Comparative genomic hybridization in epithelioid sarcoma

• Published in: British journal of dermatology (1951) Vol. 151; no. 5; pp. 1054 - 1059
• Main Authors: Lee, M-W., Jee, K-J., Han, S-S., Gong, G-Y., Choi, J-H., Moon, K-C., Koh, J-K.
• Format: Journal Article
• Language: English
• Published: Oxford, UK Blackwell Science Ltd 01.11.2004; Blackwell; Oxford University Press
• Subjects: Adult; Biological and medical sciences; Chromosome Aberrations; comparative genomic hybridization; Dermatology; DNA, Neoplasm - genetics; epithelioid sarcoma; Female; Humans; Image Processing, Computer-Assisted - methods; Interleukin-2 Receptor beta Subunit; Male; Medical sciences; Middle Aged; Neoplasm Proteins - genetics; Neoplasm Proteins - metabolism; Nucleic Acid Hybridization - methods; Receptors, Interleukin - genetics; Receptors, Interleukin - metabolism; Sarcoma - genetics; Sarcoma - metabolism; Soft Tissue Neoplasms - genetics; Soft Tissue Neoplasms - metabolism; Human; Epithelioid sarcoma; Malignant tumor; Comparative genomic hybridization; Dermatology
• ISSN: 0007-0963; 1365-2133
• DOI: 10.1111/j.1365-2133.2004.06246.x

Summary Background  Epithelioid sarcoma is a rare mesenchymal neoplasm of unknown histogenesis. Data on genome‐wide surveys for chromosomal aberrations in epithelioid sarcoma are limited. Objectives  To investigate genetic aberrations in epithelioid sarcoma. Methods  We analysed seven cases of epithelioid sarcoma (classic type, three cases and proximal type, four cases) by comparative genomic hybridization (CGH), and correlated findings with the results of additional immunohistochemical study. Results and conclusions  CGH analysis showed DNA copy number changes at one to five different genomic sites in six of seven cases (86%). The majority of the changes were gains. The most frequent gain was at 22q (six cases). Other recurrent changes include gains of 12q24‐qter (four cases), 17 (four cases), and 5q32‐qter (three cases). High‐level homology was seen in chromosomal aberration in both types. In addition, expression of interleukin‐2 receptorβ, located in 22q, was revealed by immunohistochemical method in six cases with gain of 22q, suggesting it may play a role in epithelioid sarcoma tumorigenesis.

#### Supplied entries
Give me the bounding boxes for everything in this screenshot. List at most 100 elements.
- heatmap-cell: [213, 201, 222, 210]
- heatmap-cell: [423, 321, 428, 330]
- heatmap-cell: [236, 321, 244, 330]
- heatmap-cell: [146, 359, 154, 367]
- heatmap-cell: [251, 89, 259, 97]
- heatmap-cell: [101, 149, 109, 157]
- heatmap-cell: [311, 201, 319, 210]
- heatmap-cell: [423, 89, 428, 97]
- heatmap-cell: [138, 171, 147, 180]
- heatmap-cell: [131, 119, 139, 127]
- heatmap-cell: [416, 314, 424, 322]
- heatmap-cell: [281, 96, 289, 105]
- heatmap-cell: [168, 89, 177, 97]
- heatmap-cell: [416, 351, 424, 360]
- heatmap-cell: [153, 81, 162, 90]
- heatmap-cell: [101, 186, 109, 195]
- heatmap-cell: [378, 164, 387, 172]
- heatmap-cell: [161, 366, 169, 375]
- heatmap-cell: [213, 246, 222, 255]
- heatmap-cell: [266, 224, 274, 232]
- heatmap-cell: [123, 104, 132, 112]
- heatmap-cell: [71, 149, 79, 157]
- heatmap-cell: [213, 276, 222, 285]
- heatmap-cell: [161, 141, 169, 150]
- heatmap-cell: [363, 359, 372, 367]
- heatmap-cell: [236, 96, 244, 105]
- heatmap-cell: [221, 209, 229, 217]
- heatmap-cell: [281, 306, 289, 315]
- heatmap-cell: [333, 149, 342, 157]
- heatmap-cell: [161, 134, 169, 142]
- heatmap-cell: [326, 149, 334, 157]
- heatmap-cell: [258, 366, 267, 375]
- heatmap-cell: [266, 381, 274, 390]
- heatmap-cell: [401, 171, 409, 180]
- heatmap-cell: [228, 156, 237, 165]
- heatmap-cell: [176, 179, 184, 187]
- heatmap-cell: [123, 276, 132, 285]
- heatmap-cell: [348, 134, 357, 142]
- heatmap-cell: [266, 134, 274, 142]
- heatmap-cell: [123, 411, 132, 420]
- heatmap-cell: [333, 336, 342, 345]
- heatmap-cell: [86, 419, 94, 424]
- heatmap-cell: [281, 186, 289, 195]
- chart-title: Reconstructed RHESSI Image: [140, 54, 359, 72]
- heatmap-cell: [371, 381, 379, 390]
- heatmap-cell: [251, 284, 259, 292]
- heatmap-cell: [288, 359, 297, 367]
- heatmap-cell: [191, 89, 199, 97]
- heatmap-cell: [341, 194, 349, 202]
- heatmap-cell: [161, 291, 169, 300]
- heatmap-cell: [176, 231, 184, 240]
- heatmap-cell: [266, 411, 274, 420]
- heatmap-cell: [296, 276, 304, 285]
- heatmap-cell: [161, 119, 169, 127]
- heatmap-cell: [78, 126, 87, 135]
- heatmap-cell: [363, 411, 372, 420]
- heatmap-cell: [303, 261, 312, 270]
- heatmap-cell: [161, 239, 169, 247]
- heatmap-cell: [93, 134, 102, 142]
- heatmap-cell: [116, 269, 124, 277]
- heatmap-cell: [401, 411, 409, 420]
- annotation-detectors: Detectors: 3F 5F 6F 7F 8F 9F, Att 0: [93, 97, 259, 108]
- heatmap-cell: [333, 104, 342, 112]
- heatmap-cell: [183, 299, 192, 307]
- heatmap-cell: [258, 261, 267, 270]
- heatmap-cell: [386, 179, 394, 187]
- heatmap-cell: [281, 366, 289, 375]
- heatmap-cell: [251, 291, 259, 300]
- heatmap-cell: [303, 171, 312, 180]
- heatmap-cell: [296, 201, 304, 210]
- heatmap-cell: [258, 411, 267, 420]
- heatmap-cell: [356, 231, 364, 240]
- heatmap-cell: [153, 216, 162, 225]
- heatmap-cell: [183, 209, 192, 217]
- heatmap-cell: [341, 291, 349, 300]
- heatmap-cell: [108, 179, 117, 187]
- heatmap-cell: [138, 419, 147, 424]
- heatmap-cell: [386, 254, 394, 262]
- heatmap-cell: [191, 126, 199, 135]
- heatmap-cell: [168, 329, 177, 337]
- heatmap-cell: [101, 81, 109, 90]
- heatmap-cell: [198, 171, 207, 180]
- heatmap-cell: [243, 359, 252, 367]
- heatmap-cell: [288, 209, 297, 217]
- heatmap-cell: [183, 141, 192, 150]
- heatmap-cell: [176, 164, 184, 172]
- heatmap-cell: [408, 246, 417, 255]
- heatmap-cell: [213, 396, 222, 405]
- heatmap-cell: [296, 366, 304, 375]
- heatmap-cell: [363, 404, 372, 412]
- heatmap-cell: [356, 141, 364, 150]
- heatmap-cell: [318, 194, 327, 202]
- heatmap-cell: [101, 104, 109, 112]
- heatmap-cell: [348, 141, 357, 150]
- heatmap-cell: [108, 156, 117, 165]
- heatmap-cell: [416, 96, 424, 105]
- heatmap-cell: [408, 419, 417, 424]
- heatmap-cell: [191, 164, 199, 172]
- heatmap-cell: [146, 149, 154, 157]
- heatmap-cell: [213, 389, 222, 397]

#### Exercise prompt
Copy everything in the epithelioid sarcoma entry from "Comparative genomic hybridization in" down to "K-C., Koh, J-K.", swapping "Main Authors" for "Authors".

#### Task response
Comparative genomic hybridization in epithelioid sarcoma

• Published in: British journal of dermatology (1951) Vol. 151; no. 5; pp. 1054 - 1059
• Authors: Lee, M-W., Jee, K-J., Han, S-S., Gong, G-Y., Choi, J-H., Moon, K-C., Koh, J-K.